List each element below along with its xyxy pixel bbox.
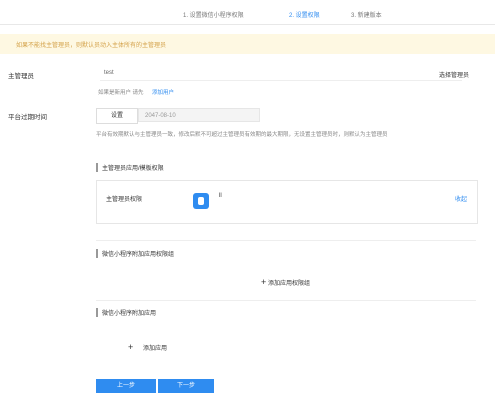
mini-app-section-title: 微信小程序附加应用: [96, 308, 156, 317]
step-1: 1. 设置微信小程序权限: [183, 13, 244, 19]
admin-label: 主管理员: [8, 73, 34, 80]
plus-icon: +: [128, 342, 134, 352]
expiry-description: 平台有效期默认与主管理员一致，修改后默不可超过主管理员有效期的最大期限，无设置主…: [96, 132, 388, 138]
plus-icon: +: [261, 277, 267, 287]
add-perm-group-button[interactable]: + 添加应用权限组: [261, 277, 310, 287]
prev-button[interactable]: 上一步: [96, 379, 156, 393]
divider: [96, 240, 476, 241]
app-name: ll: [219, 193, 222, 199]
expiry-date-input[interactable]: 2047-08-10: [138, 108, 260, 122]
add-perm-group-label: 添加应用权限组: [267, 281, 310, 287]
admin-input[interactable]: [100, 66, 462, 81]
step-indicator: 1. 设置微信小程序权限 2. 设置权限 3. 新建版本: [0, 0, 495, 25]
app-icon: [193, 193, 209, 209]
step-3: 3. 新建版本: [351, 13, 382, 19]
notice-text: 如果不能找主管理员，则默认员动入主体所有的主管理员: [16, 43, 167, 49]
step-2-active: 2. 设置权限: [289, 13, 320, 19]
add-app-label: 添加应用: [142, 346, 167, 352]
collapse-link[interactable]: 收起: [455, 194, 467, 203]
admin-perm-card: [96, 180, 478, 224]
admin-value: test: [104, 70, 114, 76]
expiry-label: 平台过期时间: [8, 114, 47, 121]
expiry-set-select[interactable]: 设置: [96, 108, 138, 124]
admin-perm-label: 主管理员权限: [106, 197, 143, 203]
expiry-set-label: 设置: [110, 113, 123, 119]
mini-perm-section-title: 微信小程序附加应用权限组: [96, 249, 174, 258]
select-admin-button[interactable]: 选择管理员: [439, 70, 469, 79]
add-user-link[interactable]: 添加用户: [152, 88, 174, 96]
add-app-button[interactable]: + 添加应用: [128, 342, 167, 352]
admin-perm-section-title: 主管理员应用/模板权限: [96, 163, 164, 172]
divider: [96, 300, 476, 301]
notice-banner: 如果不能找主管理员，则默认员动入主体所有的主管理员: [0, 34, 495, 54]
next-button[interactable]: 下一步: [158, 379, 214, 393]
admin-hint: 如果是新用户 请先: [98, 90, 144, 96]
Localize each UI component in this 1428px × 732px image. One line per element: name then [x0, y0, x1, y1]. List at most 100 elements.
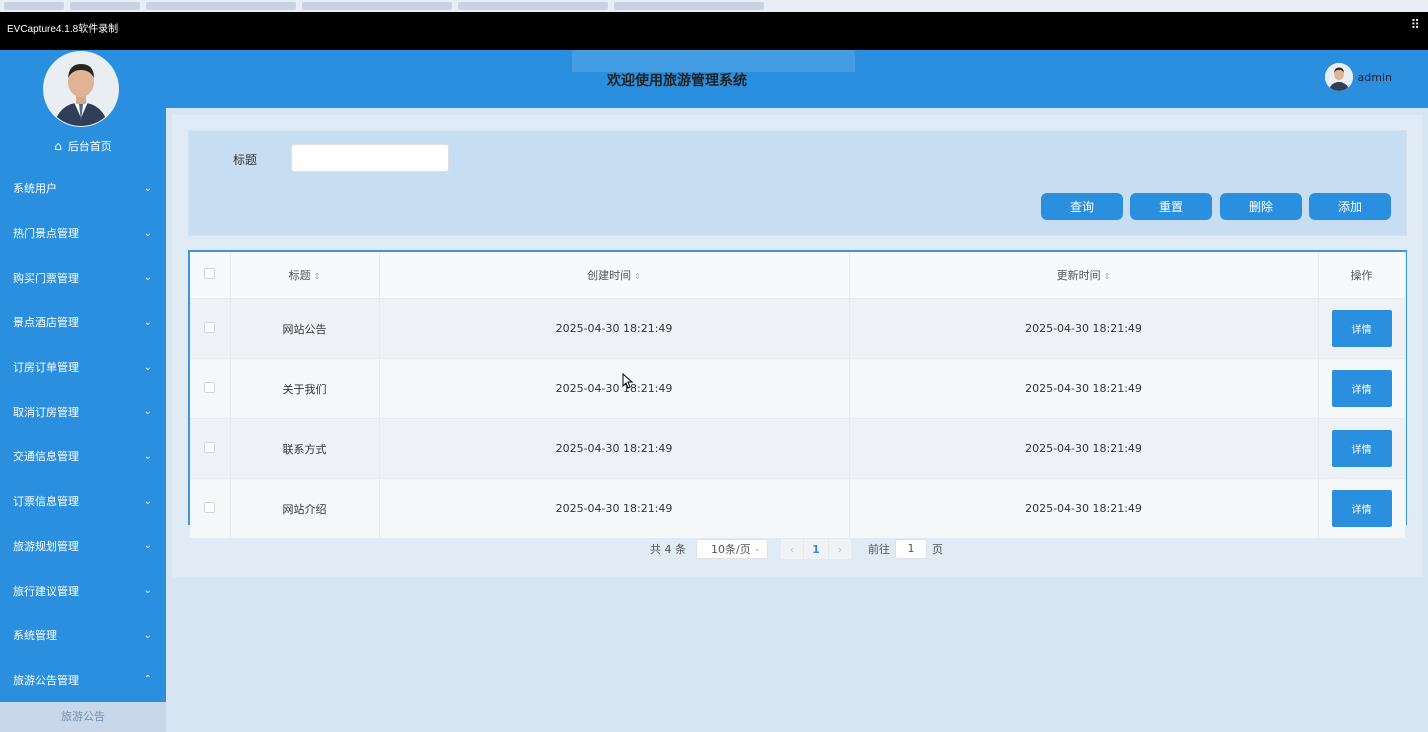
column-header-title[interactable]: 标题 ⇕ [230, 252, 380, 299]
sidebar-item-label: 取消订房管理 [13, 405, 79, 419]
cell-updated: 2025-04-30 18:21:49 [849, 358, 1319, 419]
goto-suffix: 页 [932, 543, 943, 556]
next-page-button[interactable]: › [829, 539, 851, 559]
mouse-cursor-icon [622, 373, 634, 389]
expand-icon[interactable]: ⠿ [1410, 18, 1420, 33]
sidebar-home-label: 后台首页 [67, 140, 112, 153]
page-size-select[interactable]: 10条/页 ⌄ [696, 539, 768, 559]
chevron-down-icon: ⌄ [143, 227, 152, 239]
cell-updated: 2025-04-30 18:21:49 [849, 418, 1319, 479]
column-header-action: 操作 [1318, 252, 1406, 299]
home-icon: ⌂ [54, 139, 62, 153]
sidebar-item-label: 旅游公告管理 [13, 673, 79, 687]
table-header-row: 标题 ⇕ 创建时间 ⇕ 更新时间 ⇕ 操作 [190, 252, 1406, 299]
sidebar-item-label: 订票信息管理 [13, 495, 79, 509]
chevron-down-icon: ⌄ [143, 495, 152, 507]
sidebar-item-booking-info[interactable]: 订票信息管理 ⌄ [0, 479, 166, 524]
sidebar-item-traffic-info[interactable]: 交通信息管理 ⌄ [0, 434, 166, 479]
search-title-input[interactable] [291, 144, 449, 172]
cell-updated: 2025-04-30 18:21:49 [849, 478, 1319, 538]
sidebar-item-label: 订房订单管理 [13, 361, 79, 375]
chevron-down-icon: ⌄ [143, 316, 152, 328]
cell-title: 联系方式 [230, 418, 380, 479]
cell-created: 2025-04-30 18:21:49 [379, 418, 850, 479]
sidebar-home-link[interactable]: ⌂ 后台首页 [0, 138, 166, 154]
query-button[interactable]: 查询 [1041, 193, 1123, 220]
page-size-value: 10条/页 [711, 543, 751, 556]
sidebar-item-ticket-purchase[interactable]: 购买门票管理 ⌄ [0, 255, 166, 300]
page-title: 欢迎使用旅游管理系统 [607, 73, 747, 89]
sort-icon[interactable]: ⇕ [634, 272, 641, 281]
row-checkbox[interactable] [204, 441, 216, 453]
sidebar-item-system-users[interactable]: 系统用户 ⌄ [0, 166, 166, 211]
sidebar-menu: 系统用户 ⌄ 热门景点管理 ⌄ 购买门票管理 ⌄ 景点酒店管理 ⌄ 订房订单管理 ⌄ 取消… [0, 166, 166, 702]
detail-button[interactable]: 详情 [1331, 430, 1392, 467]
delete-button[interactable]: 删除 [1220, 193, 1302, 220]
chevron-down-icon: ⌄ [753, 544, 761, 554]
table-row: 联系方式 2025-04-30 18:21:49 2025-04-30 18:2… [190, 418, 1406, 479]
sort-icon[interactable]: ⇕ [1104, 272, 1111, 281]
sidebar-subitem-announcement[interactable]: 旅游公告 [0, 702, 166, 732]
sidebar-item-announcements[interactable]: 旅游公告管理 ⌃ [0, 658, 166, 703]
sidebar-item-travel-plans[interactable]: 旅游规划管理 ⌄ [0, 524, 166, 569]
column-header-label: 更新时间 [1056, 269, 1101, 282]
add-button[interactable]: 添加 [1309, 193, 1391, 220]
pagination-total: 共 4 条 [650, 543, 686, 556]
column-header-updated[interactable]: 更新时间 ⇕ [849, 252, 1319, 299]
reset-button[interactable]: 重置 [1130, 193, 1212, 220]
row-checkbox[interactable] [204, 501, 216, 513]
sidebar-item-label: 热门景点管理 [13, 227, 79, 241]
sidebar-item-label: 旅行建议管理 [13, 584, 79, 598]
sidebar-item-room-orders[interactable]: 订房订单管理 ⌄ [0, 345, 166, 390]
cell-created: 2025-04-30 18:21:49 [379, 358, 850, 419]
column-header-created[interactable]: 创建时间 ⇕ [379, 252, 850, 299]
sidebar-item-cancel-orders[interactable]: 取消订房管理 ⌄ [0, 389, 166, 434]
pagination: 共 4 条 10条/页 ⌄ ‹ 1 › 前往 1 页 [650, 538, 943, 560]
select-all-cell[interactable] [190, 252, 231, 299]
goto-page-input[interactable]: 1 [895, 539, 927, 559]
sidebar-item-label: 系统管理 [13, 629, 57, 643]
select-all-checkbox[interactable] [204, 268, 216, 279]
cell-updated: 2025-04-30 18:21:49 [849, 298, 1319, 359]
current-page[interactable]: 1 [804, 539, 828, 559]
sidebar: ⌂ 后台首页 系统用户 ⌄ 热门景点管理 ⌄ 购买门票管理 ⌄ 景点酒店管理 ⌄ 订房订单… [0, 50, 166, 732]
sidebar-item-hot-attractions[interactable]: 热门景点管理 ⌄ [0, 211, 166, 256]
prev-page-button[interactable]: ‹ [781, 539, 803, 559]
chevron-down-icon: ⌄ [143, 540, 152, 552]
sidebar-item-label: 购买门票管理 [13, 271, 79, 285]
user-menu[interactable]: admin [1324, 63, 1392, 91]
cell-title: 网站公告 [230, 298, 380, 359]
top-header: 欢迎使用旅游管理系统 admin [166, 50, 1428, 108]
sidebar-item-label: 旅游规划管理 [13, 539, 79, 553]
row-checkbox[interactable] [204, 321, 216, 333]
chevron-down-icon: ⌄ [143, 361, 152, 373]
detail-button[interactable]: 详情 [1331, 310, 1392, 347]
row-checkbox[interactable] [204, 381, 216, 393]
table-row: 网站介绍 2025-04-30 18:21:49 2025-04-30 18:2… [190, 478, 1406, 538]
cell-created: 2025-04-30 18:21:49 [379, 478, 850, 538]
column-header-label: 创建时间 [587, 269, 632, 282]
sidebar-item-hotels[interactable]: 景点酒店管理 ⌄ [0, 300, 166, 345]
cell-title: 关于我们 [230, 358, 380, 419]
username: admin [1357, 70, 1392, 84]
chevron-down-icon: ⌄ [143, 182, 152, 194]
table-row: 网站公告 2025-04-30 18:21:49 2025-04-30 18:2… [190, 298, 1406, 359]
table-row: 关于我们 2025-04-30 18:21:49 2025-04-30 18:2… [190, 358, 1406, 419]
avatar [1324, 63, 1353, 91]
chevron-down-icon: ⌄ [143, 406, 152, 418]
cell-created: 2025-04-30 18:21:49 [379, 298, 850, 359]
avatar [44, 52, 118, 126]
sidebar-item-travel-tips[interactable]: 旅行建议管理 ⌄ [0, 568, 166, 613]
detail-button[interactable]: 详情 [1331, 370, 1392, 407]
column-header-label: 标题 [288, 269, 311, 282]
chevron-down-icon: ⌄ [143, 272, 152, 284]
window-title: EVCapture4.1.8软件录制 [7, 24, 119, 35]
chevron-down-icon: ⌄ [143, 450, 152, 462]
sidebar-item-label: 交通信息管理 [13, 450, 79, 464]
recorder-title-bar: EVCapture4.1.8软件录制 ⠿ [0, 12, 1428, 50]
detail-button[interactable]: 详情 [1331, 490, 1392, 527]
sidebar-item-system-admin[interactable]: 系统管理 ⌄ [0, 613, 166, 658]
header-ghost-overlay [572, 50, 855, 72]
chevron-down-icon: ⌄ [143, 585, 152, 597]
sort-icon[interactable]: ⇕ [314, 272, 321, 281]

**Exercise**
Copy out the rows verbatim, starting at the one containing "mini-app-section-title: 微信小程序附加应用: [96, 308, 156, 317]" and ending at the one containing "132, 388, 138]", with both included.

**Result**
mini-app-section-title: 微信小程序附加应用: [96, 308, 156, 317]
step-1: 1. 设置微信小程序权限: [183, 13, 244, 19]
admin-label: 主管理员: [8, 73, 34, 80]
plus-icon: +: [128, 342, 134, 352]
expiry-description: 平台有效期默认与主管理员一致，修改后默不可超过主管理员有效期的最大期限，无设置主…: [96, 132, 388, 138]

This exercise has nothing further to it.